» **Problem**
Return the number of lines that include the string "fundamentum", without any other text.
--*--
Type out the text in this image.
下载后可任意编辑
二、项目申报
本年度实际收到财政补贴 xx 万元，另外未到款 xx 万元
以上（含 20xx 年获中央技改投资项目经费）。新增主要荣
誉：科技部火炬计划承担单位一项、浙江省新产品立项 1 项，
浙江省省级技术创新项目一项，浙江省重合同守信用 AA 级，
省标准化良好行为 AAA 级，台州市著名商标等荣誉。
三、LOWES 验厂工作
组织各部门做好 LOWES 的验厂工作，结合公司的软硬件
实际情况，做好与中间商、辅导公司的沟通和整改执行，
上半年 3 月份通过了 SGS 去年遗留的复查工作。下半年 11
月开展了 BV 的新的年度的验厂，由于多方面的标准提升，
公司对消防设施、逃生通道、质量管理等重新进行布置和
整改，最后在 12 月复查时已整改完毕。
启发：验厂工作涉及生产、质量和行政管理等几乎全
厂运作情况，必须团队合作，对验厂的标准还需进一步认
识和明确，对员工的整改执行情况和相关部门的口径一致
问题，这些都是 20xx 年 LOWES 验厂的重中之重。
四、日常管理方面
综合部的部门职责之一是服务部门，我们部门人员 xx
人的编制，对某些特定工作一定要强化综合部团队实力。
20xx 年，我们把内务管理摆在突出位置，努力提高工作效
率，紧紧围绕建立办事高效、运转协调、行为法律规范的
--*--
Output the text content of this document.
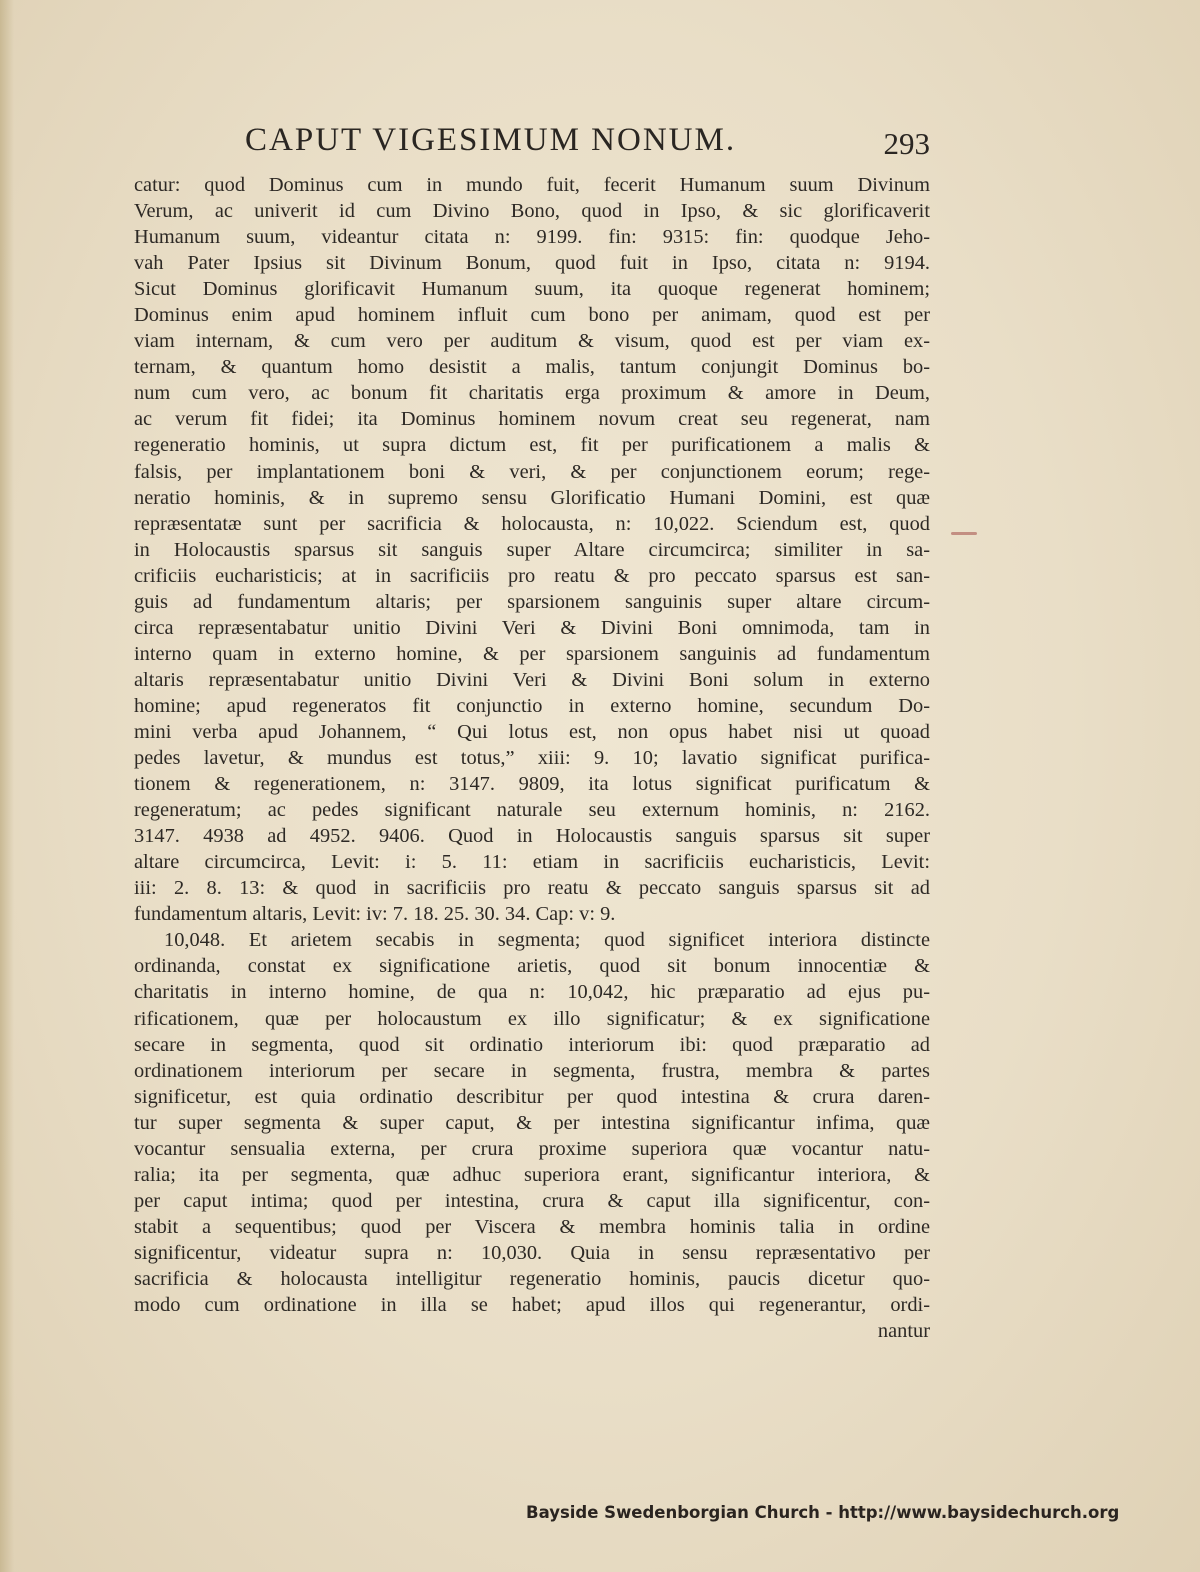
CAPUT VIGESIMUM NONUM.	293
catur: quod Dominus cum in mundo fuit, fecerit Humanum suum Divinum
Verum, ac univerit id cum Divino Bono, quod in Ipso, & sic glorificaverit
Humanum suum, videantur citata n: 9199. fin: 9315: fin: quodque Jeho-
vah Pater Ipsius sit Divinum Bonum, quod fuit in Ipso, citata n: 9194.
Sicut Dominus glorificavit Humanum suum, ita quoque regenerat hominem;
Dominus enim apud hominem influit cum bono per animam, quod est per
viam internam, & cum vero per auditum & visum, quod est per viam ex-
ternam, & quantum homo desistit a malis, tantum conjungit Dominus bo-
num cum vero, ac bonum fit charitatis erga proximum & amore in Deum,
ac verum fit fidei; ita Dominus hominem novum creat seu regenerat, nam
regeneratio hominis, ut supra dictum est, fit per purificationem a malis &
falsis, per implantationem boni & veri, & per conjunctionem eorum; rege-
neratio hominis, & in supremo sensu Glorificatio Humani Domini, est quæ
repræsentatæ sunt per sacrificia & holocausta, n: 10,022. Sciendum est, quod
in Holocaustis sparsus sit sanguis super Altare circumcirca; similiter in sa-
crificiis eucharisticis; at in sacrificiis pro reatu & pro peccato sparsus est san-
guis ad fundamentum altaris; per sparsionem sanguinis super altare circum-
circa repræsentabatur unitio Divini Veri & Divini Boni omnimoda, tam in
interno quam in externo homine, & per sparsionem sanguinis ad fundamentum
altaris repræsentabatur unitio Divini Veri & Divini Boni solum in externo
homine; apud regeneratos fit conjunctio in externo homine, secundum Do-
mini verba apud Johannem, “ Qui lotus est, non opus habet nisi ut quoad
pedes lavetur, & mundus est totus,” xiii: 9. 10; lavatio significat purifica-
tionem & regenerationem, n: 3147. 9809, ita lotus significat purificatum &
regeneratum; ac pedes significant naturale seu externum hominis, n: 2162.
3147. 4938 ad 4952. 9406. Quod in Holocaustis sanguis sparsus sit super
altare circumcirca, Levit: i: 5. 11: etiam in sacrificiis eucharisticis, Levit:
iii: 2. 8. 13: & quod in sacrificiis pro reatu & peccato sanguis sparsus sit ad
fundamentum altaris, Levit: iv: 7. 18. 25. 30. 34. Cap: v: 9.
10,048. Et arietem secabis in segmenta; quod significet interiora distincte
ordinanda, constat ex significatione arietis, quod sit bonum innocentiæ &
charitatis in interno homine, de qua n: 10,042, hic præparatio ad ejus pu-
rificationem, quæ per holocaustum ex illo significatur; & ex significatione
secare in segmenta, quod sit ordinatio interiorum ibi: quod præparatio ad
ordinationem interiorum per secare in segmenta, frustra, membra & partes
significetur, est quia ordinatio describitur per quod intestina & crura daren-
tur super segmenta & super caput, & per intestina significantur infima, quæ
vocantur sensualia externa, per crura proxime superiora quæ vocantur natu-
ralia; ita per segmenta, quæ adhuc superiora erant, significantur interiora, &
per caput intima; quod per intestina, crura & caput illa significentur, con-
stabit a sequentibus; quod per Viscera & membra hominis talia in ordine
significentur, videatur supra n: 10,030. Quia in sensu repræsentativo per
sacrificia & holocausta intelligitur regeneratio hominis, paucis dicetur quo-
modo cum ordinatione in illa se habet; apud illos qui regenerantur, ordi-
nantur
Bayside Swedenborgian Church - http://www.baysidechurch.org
--*--
» **Written answer**
3